Print the listing as it stands, omitting all images.

§ LISTED ENTRIES
◆ ◆ ◆ ◆ ◆ ◆ ◆
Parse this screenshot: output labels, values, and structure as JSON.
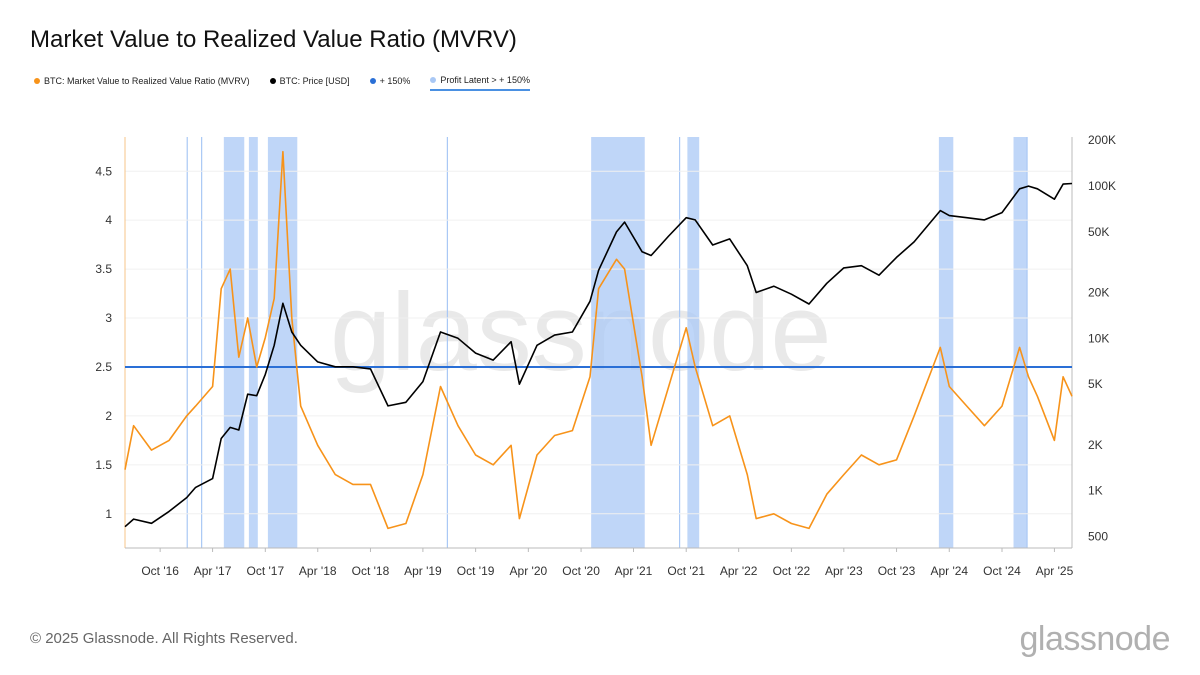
{
  "title": "Market Value to Realized Value Ratio (MVRV)",
  "legend": [
    {
      "label": "BTC: Market Value to Realized Value Ratio (MVRV)",
      "color": "#f7931a"
    },
    {
      "label": "BTC: Price [USD]",
      "color": "#000000"
    },
    {
      "label": "+ 150%",
      "color": "#2a6fd6"
    },
    {
      "label": "Profit Latent > + 150%",
      "color": "#a9c8f5"
    }
  ],
  "watermark": "glassnode",
  "footer": {
    "copyright": "© 2025 Glassnode. All Rights Reserved.",
    "logo": "glassnode"
  },
  "chart_data": {
    "type": "line",
    "title": "Market Value to Realized Value Ratio (MVRV)",
    "x_ticks": [
      "Oct '16",
      "Apr '17",
      "Oct '17",
      "Apr '18",
      "Oct '18",
      "Apr '19",
      "Oct '19",
      "Apr '20",
      "Oct '20",
      "Apr '21",
      "Oct '21",
      "Apr '22",
      "Oct '22",
      "Apr '23",
      "Oct '23",
      "Apr '24",
      "Oct '24",
      "Apr '25"
    ],
    "xlim": [
      "2016-06",
      "2025-06"
    ],
    "y_left": {
      "ticks": [
        "1",
        "1.5",
        "2",
        "2.5",
        "3",
        "3.5",
        "4",
        "4.5"
      ],
      "ylim": [
        0.65,
        4.85
      ]
    },
    "y_right": {
      "scale": "log",
      "ticks": [
        "500",
        "1K",
        "2K",
        "5K",
        "10K",
        "20K",
        "50K",
        "100K",
        "200K"
      ],
      "ylim": [
        420,
        210000
      ]
    },
    "threshold": {
      "name": "+ 150%",
      "value": 2.5,
      "color": "#2a6fd6"
    },
    "series": [
      {
        "name": "BTC: Market Value to Realized Value Ratio (MVRV)",
        "axis": "left",
        "color": "#f7931a",
        "x": [
          "2016-06",
          "2016-07",
          "2016-09",
          "2016-11",
          "2017-01",
          "2017-02",
          "2017-04",
          "2017-05",
          "2017-06",
          "2017-07",
          "2017-08",
          "2017-09",
          "2017-10",
          "2017-11",
          "2017-12",
          "2018-01",
          "2018-02",
          "2018-04",
          "2018-06",
          "2018-08",
          "2018-10",
          "2018-12",
          "2019-02",
          "2019-04",
          "2019-06",
          "2019-08",
          "2019-10",
          "2019-12",
          "2020-02",
          "2020-03",
          "2020-05",
          "2020-07",
          "2020-09",
          "2020-11",
          "2020-12",
          "2021-02",
          "2021-03",
          "2021-05",
          "2021-06",
          "2021-08",
          "2021-10",
          "2021-11",
          "2022-01",
          "2022-03",
          "2022-05",
          "2022-06",
          "2022-08",
          "2022-10",
          "2022-12",
          "2023-02",
          "2023-04",
          "2023-06",
          "2023-08",
          "2023-10",
          "2023-12",
          "2024-03",
          "2024-04",
          "2024-06",
          "2024-08",
          "2024-10",
          "2024-12",
          "2025-01",
          "2025-02",
          "2025-04",
          "2025-05",
          "2025-06"
        ],
        "y": [
          1.45,
          1.9,
          1.65,
          1.75,
          2.0,
          2.1,
          2.3,
          3.3,
          3.5,
          2.6,
          3.0,
          2.5,
          2.8,
          3.2,
          4.7,
          3.0,
          2.1,
          1.7,
          1.4,
          1.3,
          1.3,
          0.85,
          0.9,
          1.4,
          2.3,
          1.9,
          1.6,
          1.5,
          1.7,
          0.95,
          1.6,
          1.8,
          1.85,
          2.4,
          3.3,
          3.6,
          3.5,
          2.4,
          1.7,
          2.3,
          2.9,
          2.5,
          1.9,
          2.0,
          1.4,
          0.95,
          1.0,
          0.9,
          0.85,
          1.2,
          1.4,
          1.6,
          1.5,
          1.55,
          2.0,
          2.7,
          2.3,
          2.1,
          1.9,
          2.1,
          2.7,
          2.4,
          2.2,
          1.75,
          2.4,
          2.2
        ]
      },
      {
        "name": "BTC: Price [USD]",
        "axis": "right",
        "color": "#000000",
        "x": [
          "2016-06",
          "2016-07",
          "2016-09",
          "2016-11",
          "2017-01",
          "2017-02",
          "2017-04",
          "2017-05",
          "2017-06",
          "2017-07",
          "2017-08",
          "2017-09",
          "2017-10",
          "2017-11",
          "2017-12",
          "2018-01",
          "2018-02",
          "2018-04",
          "2018-06",
          "2018-08",
          "2018-10",
          "2018-12",
          "2019-02",
          "2019-04",
          "2019-06",
          "2019-08",
          "2019-10",
          "2019-12",
          "2020-02",
          "2020-03",
          "2020-05",
          "2020-07",
          "2020-09",
          "2020-11",
          "2020-12",
          "2021-02",
          "2021-03",
          "2021-05",
          "2021-06",
          "2021-08",
          "2021-10",
          "2021-11",
          "2022-01",
          "2022-03",
          "2022-05",
          "2022-06",
          "2022-08",
          "2022-10",
          "2022-12",
          "2023-02",
          "2023-04",
          "2023-06",
          "2023-08",
          "2023-10",
          "2023-12",
          "2024-03",
          "2024-04",
          "2024-06",
          "2024-08",
          "2024-10",
          "2024-12",
          "2025-01",
          "2025-02",
          "2025-04",
          "2025-05",
          "2025-06"
        ],
        "y": [
          580,
          650,
          610,
          730,
          900,
          1050,
          1200,
          2200,
          2600,
          2500,
          4300,
          4200,
          5800,
          9000,
          17000,
          11000,
          9000,
          7000,
          6500,
          6500,
          6300,
          3600,
          3800,
          5200,
          11000,
          10000,
          8000,
          7200,
          9500,
          5000,
          9000,
          10500,
          11000,
          17500,
          28000,
          50000,
          58000,
          37000,
          35000,
          47000,
          62000,
          60000,
          41000,
          45000,
          30000,
          20000,
          22000,
          19500,
          16800,
          23000,
          29000,
          30000,
          26000,
          34000,
          43000,
          69000,
          64000,
          62000,
          60000,
          67000,
          96000,
          100000,
          96000,
          82000,
          103000,
          104000
        ]
      }
    ],
    "shaded_periods": {
      "name": "Profit Latent > + 150%",
      "color": "#a9c8f5",
      "ranges": [
        [
          "2017-05-10",
          "2017-07-20"
        ],
        [
          "2017-08-05",
          "2017-09-05"
        ],
        [
          "2017-10-10",
          "2018-01-20"
        ],
        [
          "2020-11-05",
          "2021-05-10"
        ],
        [
          "2021-10-05",
          "2021-11-15"
        ],
        [
          "2024-02-25",
          "2024-04-15"
        ],
        [
          "2024-11-10",
          "2024-12-25"
        ]
      ],
      "lines": [
        "2017-01-03",
        "2017-02-22",
        "2019-06-25",
        "2021-09-08",
        "2024-12-27"
      ]
    }
  }
}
◆ ◆ ◆ ◆ ◆ ◆ ◆
§ CORRECT OUTPUT
Parse this screenshot: output labels, values, and structure as JSON.
{
  "title": "Market Value to Realized Value Ratio (MVRV)",
  "legend": [
    {
      "label": "BTC: Market Value to Realized Value Ratio (MVRV)",
      "color": "#f7931a"
    },
    {
      "label": "BTC: Price [USD]",
      "color": "#000000"
    },
    {
      "label": "+ 150%",
      "color": "#2a6fd6"
    },
    {
      "label": "Profit Latent > + 150%",
      "color": "#a9c8f5"
    }
  ],
  "watermark": "glassnode",
  "footer": {
    "copyright": "© 2025 Glassnode. All Rights Reserved.",
    "logo": "glassnode"
  },
  "chart_data": {
    "type": "line",
    "title": "Market Value to Realized Value Ratio (MVRV)",
    "x_ticks": [
      "Oct '16",
      "Apr '17",
      "Oct '17",
      "Apr '18",
      "Oct '18",
      "Apr '19",
      "Oct '19",
      "Apr '20",
      "Oct '20",
      "Apr '21",
      "Oct '21",
      "Apr '22",
      "Oct '22",
      "Apr '23",
      "Oct '23",
      "Apr '24",
      "Oct '24",
      "Apr '25"
    ],
    "xlim": [
      "2016-06",
      "2025-06"
    ],
    "y_left": {
      "ticks": [
        "1",
        "1.5",
        "2",
        "2.5",
        "3",
        "3.5",
        "4",
        "4.5"
      ],
      "ylim": [
        0.65,
        4.85
      ]
    },
    "y_right": {
      "scale": "log",
      "ticks": [
        "500",
        "1K",
        "2K",
        "5K",
        "10K",
        "20K",
        "50K",
        "100K",
        "200K"
      ],
      "ylim": [
        420,
        210000
      ]
    },
    "threshold": {
      "name": "+ 150%",
      "value": 2.5,
      "color": "#2a6fd6"
    },
    "series": [
      {
        "name": "BTC: Market Value to Realized Value Ratio (MVRV)",
        "axis": "left",
        "color": "#f7931a",
        "x": [
          "2016-06",
          "2016-07",
          "2016-09",
          "2016-11",
          "2017-01",
          "2017-02",
          "2017-04",
          "2017-05",
          "2017-06",
          "2017-07",
          "2017-08",
          "2017-09",
          "2017-10",
          "2017-11",
          "2017-12",
          "2018-01",
          "2018-02",
          "2018-04",
          "2018-06",
          "2018-08",
          "2018-10",
          "2018-12",
          "2019-02",
          "2019-04",
          "2019-06",
          "2019-08",
          "2019-10",
          "2019-12",
          "2020-02",
          "2020-03",
          "2020-05",
          "2020-07",
          "2020-09",
          "2020-11",
          "2020-12",
          "2021-02",
          "2021-03",
          "2021-05",
          "2021-06",
          "2021-08",
          "2021-10",
          "2021-11",
          "2022-01",
          "2022-03",
          "2022-05",
          "2022-06",
          "2022-08",
          "2022-10",
          "2022-12",
          "2023-02",
          "2023-04",
          "2023-06",
          "2023-08",
          "2023-10",
          "2023-12",
          "2024-03",
          "2024-04",
          "2024-06",
          "2024-08",
          "2024-10",
          "2024-12",
          "2025-01",
          "2025-02",
          "2025-04",
          "2025-05",
          "2025-06"
        ],
        "y": [
          1.45,
          1.9,
          1.65,
          1.75,
          2.0,
          2.1,
          2.3,
          3.3,
          3.5,
          2.6,
          3.0,
          2.5,
          2.8,
          3.2,
          4.7,
          3.0,
          2.1,
          1.7,
          1.4,
          1.3,
          1.3,
          0.85,
          0.9,
          1.4,
          2.3,
          1.9,
          1.6,
          1.5,
          1.7,
          0.95,
          1.6,
          1.8,
          1.85,
          2.4,
          3.3,
          3.6,
          3.5,
          2.4,
          1.7,
          2.3,
          2.9,
          2.5,
          1.9,
          2.0,
          1.4,
          0.95,
          1.0,
          0.9,
          0.85,
          1.2,
          1.4,
          1.6,
          1.5,
          1.55,
          2.0,
          2.7,
          2.3,
          2.1,
          1.9,
          2.1,
          2.7,
          2.4,
          2.2,
          1.75,
          2.4,
          2.2
        ]
      },
      {
        "name": "BTC: Price [USD]",
        "axis": "right",
        "color": "#000000",
        "x": [
          "2016-06",
          "2016-07",
          "2016-09",
          "2016-11",
          "2017-01",
          "2017-02",
          "2017-04",
          "2017-05",
          "2017-06",
          "2017-07",
          "2017-08",
          "2017-09",
          "2017-10",
          "2017-11",
          "2017-12",
          "2018-01",
          "2018-02",
          "2018-04",
          "2018-06",
          "2018-08",
          "2018-10",
          "2018-12",
          "2019-02",
          "2019-04",
          "2019-06",
          "2019-08",
          "2019-10",
          "2019-12",
          "2020-02",
          "2020-03",
          "2020-05",
          "2020-07",
          "2020-09",
          "2020-11",
          "2020-12",
          "2021-02",
          "2021-03",
          "2021-05",
          "2021-06",
          "2021-08",
          "2021-10",
          "2021-11",
          "2022-01",
          "2022-03",
          "2022-05",
          "2022-06",
          "2022-08",
          "2022-10",
          "2022-12",
          "2023-02",
          "2023-04",
          "2023-06",
          "2023-08",
          "2023-10",
          "2023-12",
          "2024-03",
          "2024-04",
          "2024-06",
          "2024-08",
          "2024-10",
          "2024-12",
          "2025-01",
          "2025-02",
          "2025-04",
          "2025-05",
          "2025-06"
        ],
        "y": [
          580,
          650,
          610,
          730,
          900,
          1050,
          1200,
          2200,
          2600,
          2500,
          4300,
          4200,
          5800,
          9000,
          17000,
          11000,
          9000,
          7000,
          6500,
          6500,
          6300,
          3600,
          3800,
          5200,
          11000,
          10000,
          8000,
          7200,
          9500,
          5000,
          9000,
          10500,
          11000,
          17500,
          28000,
          50000,
          58000,
          37000,
          35000,
          47000,
          62000,
          60000,
          41000,
          45000,
          30000,
          20000,
          22000,
          19500,
          16800,
          23000,
          29000,
          30000,
          26000,
          34000,
          43000,
          69000,
          64000,
          62000,
          60000,
          67000,
          96000,
          100000,
          96000,
          82000,
          103000,
          104000
        ]
      }
    ],
    "shaded_periods": {
      "name": "Profit Latent > + 150%",
      "color": "#a9c8f5",
      "ranges": [
        [
          "2017-05-10",
          "2017-07-20"
        ],
        [
          "2017-08-05",
          "2017-09-05"
        ],
        [
          "2017-10-10",
          "2018-01-20"
        ],
        [
          "2020-11-05",
          "2021-05-10"
        ],
        [
          "2021-10-05",
          "2021-11-15"
        ],
        [
          "2024-02-25",
          "2024-04-15"
        ],
        [
          "2024-11-10",
          "2024-12-25"
        ]
      ],
      "lines": [
        "2017-01-03",
        "2017-02-22",
        "2019-06-25",
        "2021-09-08",
        "2024-12-27"
      ]
    }
  }
}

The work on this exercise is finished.